* Things to do
(a) From the mailing list reply, extract everything from "From: ipv6 [mailto:ipv6-bounces@ietf.org]" down to "addresses per link.".
(b) Answer these questions using the mailing list reply:
(i) Which two RFCs does it point to for the value of the /64 boundary?
(ii) How many times bigger than the IPv4 internet does it say a /64 is?
(iii) Which list is in the Cc line?

* Page text
++++
From: ipv6 [mailto:ipv6-bounces@ietf.org] On Behalf Of Lorenzo Colitti
Sent: Friday, June 02, 2017 7:34 AM
To: Peter Hessler <phessler@theapt.org>
Cc: IETF IPv6 Mailing List <ipv6@ietf.org>
Subject: Re: draft-bourbaki-6man-classless-ipv6-00

Do not support. A few reasons:

  *   The /64 boundary is beneficial for many reasons. See RFC 7421 and RFC 7934.
  *   The document lists no compelling use cases of what you can do with less than 2^64 addresses per link than you can't do with a 2^64 addresses per link.
  *   The only technical motivation in this draft seems to be "classful addressing was a bad idea in IPv4". That's not a valid argument in IPv6 because the address space is completely different. A /64 is *four billion times* bigger than the IPv4 internet. That's 10,000 times more than the difference between a grain of sand and the whole planet we live on. Such a huge scaling difference pretty much invalidates any argument that solutions that worked well in IPv4 will work well in IPv6.
++++
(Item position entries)
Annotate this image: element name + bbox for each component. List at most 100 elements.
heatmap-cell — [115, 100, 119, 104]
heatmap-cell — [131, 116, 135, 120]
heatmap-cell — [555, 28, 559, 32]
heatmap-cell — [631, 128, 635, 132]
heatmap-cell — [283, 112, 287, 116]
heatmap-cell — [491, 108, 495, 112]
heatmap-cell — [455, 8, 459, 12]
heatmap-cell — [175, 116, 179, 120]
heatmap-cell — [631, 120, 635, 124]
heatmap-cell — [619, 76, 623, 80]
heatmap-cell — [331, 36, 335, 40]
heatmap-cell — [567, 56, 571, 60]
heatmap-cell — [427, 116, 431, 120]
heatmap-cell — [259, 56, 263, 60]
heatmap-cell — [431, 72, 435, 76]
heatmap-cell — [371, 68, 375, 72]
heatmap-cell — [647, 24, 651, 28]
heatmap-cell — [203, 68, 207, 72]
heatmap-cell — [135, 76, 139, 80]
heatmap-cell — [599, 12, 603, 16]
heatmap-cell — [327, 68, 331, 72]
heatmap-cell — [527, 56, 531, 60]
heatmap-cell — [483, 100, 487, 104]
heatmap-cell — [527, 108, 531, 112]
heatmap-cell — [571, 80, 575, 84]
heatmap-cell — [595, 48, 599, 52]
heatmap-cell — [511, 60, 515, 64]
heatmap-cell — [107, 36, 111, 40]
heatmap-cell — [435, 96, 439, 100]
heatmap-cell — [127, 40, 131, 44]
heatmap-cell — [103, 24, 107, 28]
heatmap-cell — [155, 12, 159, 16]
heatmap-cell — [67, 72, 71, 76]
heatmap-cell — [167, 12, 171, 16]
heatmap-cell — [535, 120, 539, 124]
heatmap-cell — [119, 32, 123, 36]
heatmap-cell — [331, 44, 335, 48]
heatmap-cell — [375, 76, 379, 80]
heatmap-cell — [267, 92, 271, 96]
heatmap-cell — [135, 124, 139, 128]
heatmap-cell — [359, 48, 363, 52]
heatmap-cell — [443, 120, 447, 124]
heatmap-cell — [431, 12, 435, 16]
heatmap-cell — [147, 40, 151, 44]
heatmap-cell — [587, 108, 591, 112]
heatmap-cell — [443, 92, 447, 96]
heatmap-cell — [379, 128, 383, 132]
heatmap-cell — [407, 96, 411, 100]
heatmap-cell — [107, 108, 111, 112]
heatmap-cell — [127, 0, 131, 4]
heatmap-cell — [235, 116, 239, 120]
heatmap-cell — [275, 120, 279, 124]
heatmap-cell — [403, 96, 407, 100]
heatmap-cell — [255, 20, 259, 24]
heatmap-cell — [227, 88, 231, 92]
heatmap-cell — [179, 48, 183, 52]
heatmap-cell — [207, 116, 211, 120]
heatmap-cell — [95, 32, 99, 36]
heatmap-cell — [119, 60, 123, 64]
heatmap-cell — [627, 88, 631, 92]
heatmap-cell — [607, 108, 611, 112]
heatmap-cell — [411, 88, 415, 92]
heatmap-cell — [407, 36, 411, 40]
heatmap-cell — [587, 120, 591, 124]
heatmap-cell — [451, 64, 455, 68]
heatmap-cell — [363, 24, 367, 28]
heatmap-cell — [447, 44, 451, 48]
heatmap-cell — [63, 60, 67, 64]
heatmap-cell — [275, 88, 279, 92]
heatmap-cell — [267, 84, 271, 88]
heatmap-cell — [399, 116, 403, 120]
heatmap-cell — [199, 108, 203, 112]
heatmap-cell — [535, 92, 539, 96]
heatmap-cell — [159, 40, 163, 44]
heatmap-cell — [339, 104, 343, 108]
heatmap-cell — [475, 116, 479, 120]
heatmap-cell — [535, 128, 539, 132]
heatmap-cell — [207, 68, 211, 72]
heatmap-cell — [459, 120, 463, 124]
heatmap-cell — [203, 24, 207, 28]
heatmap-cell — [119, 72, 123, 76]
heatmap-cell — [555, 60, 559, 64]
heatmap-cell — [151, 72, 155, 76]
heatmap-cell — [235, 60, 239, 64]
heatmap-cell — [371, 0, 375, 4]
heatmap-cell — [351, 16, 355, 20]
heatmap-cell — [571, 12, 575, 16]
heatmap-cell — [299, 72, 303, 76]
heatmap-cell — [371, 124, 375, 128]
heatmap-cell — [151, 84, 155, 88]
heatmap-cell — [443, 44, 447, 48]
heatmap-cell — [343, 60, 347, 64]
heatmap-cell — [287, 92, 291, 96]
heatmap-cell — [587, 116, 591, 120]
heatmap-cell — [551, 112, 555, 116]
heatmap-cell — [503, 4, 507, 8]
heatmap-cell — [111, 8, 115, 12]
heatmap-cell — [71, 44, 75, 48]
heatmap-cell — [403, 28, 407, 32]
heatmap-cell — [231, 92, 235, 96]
++++
* Responses by task
(a)
From: ipv6 [mailto:ipv6-bounces@ietf.org] On Behalf Of Lorenzo Colitti
Sent: Friday, June 02, 2017 7:34 AM
To: Peter Hessler <phessler@theapt.org>
Cc: IETF IPv6 Mailing List <ipv6@ietf.org>
Subject: Re: draft-bourbaki-6man-classless-ipv6-00

Do not support. A few reasons:

  *   The /64 boundary is beneficial for many reasons. See RFC 7421 and RFC 7934.
  *   The document lists no compelling use cases of what you can do with less than 2^64 addresses per link than you can't do with a 2^64 addresses per link.

(b)
(i) RFC 7421 and RFC 7934
(ii) Four billion times bigger
(iii) IETF IPv6 Mailing List <ipv6@ietf.org>